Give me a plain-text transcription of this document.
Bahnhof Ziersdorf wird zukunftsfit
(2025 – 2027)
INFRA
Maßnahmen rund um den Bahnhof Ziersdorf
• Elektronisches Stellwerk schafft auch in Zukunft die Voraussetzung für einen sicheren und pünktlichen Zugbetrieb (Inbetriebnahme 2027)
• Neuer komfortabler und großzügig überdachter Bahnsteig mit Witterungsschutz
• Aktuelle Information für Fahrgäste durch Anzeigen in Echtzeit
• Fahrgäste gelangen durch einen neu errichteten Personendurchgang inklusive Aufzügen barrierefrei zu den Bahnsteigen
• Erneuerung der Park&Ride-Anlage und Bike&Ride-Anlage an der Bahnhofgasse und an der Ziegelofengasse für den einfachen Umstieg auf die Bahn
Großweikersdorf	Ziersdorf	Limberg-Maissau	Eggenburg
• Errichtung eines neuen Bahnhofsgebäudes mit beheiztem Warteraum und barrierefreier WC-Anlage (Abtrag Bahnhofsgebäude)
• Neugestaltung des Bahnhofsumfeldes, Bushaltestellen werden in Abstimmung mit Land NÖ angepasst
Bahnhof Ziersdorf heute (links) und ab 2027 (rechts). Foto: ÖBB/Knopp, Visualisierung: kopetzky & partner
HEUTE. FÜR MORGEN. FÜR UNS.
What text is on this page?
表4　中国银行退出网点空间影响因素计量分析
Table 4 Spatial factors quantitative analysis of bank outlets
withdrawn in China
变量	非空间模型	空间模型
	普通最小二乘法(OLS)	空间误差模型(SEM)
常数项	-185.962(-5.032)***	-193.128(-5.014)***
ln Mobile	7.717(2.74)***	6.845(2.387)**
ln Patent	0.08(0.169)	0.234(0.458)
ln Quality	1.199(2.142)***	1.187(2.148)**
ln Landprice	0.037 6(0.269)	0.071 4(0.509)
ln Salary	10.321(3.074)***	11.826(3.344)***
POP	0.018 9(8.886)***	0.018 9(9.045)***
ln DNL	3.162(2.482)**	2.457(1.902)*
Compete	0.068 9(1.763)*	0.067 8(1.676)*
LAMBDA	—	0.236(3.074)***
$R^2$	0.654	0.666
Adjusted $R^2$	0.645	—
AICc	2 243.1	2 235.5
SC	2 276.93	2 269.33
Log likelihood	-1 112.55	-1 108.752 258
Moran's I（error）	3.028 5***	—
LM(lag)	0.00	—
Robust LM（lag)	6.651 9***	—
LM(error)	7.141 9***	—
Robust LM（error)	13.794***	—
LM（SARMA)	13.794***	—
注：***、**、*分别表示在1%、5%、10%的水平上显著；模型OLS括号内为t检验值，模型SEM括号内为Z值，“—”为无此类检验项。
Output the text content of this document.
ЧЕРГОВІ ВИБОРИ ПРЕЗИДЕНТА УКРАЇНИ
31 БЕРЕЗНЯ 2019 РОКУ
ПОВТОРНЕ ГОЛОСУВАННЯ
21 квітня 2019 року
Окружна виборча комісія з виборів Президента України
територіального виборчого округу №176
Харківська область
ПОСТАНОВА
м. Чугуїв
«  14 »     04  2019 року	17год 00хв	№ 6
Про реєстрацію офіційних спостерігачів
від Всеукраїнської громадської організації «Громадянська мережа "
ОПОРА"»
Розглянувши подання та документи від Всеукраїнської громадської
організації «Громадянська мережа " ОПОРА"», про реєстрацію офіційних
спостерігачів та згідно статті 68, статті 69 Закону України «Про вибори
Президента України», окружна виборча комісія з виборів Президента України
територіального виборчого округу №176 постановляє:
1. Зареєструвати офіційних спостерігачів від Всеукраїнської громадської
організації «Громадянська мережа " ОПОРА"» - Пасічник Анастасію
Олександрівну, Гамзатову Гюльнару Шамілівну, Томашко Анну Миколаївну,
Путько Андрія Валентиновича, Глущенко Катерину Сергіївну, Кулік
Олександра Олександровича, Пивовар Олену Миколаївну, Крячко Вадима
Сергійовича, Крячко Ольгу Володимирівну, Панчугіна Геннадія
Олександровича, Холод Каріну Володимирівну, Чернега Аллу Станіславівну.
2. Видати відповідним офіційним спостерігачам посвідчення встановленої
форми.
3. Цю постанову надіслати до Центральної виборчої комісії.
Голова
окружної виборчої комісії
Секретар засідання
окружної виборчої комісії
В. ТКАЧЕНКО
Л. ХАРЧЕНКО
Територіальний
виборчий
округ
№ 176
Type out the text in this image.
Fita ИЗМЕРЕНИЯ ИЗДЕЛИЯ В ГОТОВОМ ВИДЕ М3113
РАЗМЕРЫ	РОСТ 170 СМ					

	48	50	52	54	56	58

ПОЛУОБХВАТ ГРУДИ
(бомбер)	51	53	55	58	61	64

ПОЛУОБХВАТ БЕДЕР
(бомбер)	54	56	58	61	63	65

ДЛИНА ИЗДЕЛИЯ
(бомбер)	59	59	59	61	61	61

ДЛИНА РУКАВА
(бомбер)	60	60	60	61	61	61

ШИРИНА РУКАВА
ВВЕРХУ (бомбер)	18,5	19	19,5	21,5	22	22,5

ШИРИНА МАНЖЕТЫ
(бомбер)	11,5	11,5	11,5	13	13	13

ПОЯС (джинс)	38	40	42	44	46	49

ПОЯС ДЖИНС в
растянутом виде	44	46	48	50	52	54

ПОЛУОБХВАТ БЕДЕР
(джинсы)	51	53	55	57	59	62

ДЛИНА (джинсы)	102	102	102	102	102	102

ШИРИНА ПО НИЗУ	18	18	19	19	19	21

::::

■ **Given task**: Search the data for the string "реєстрацію". List each line that has it.

■ **Full output**:
Про реєстрацію офіційних спостерігачів
організації «Громадянська мережа " ОПОРА"», про реєстрацію офіційних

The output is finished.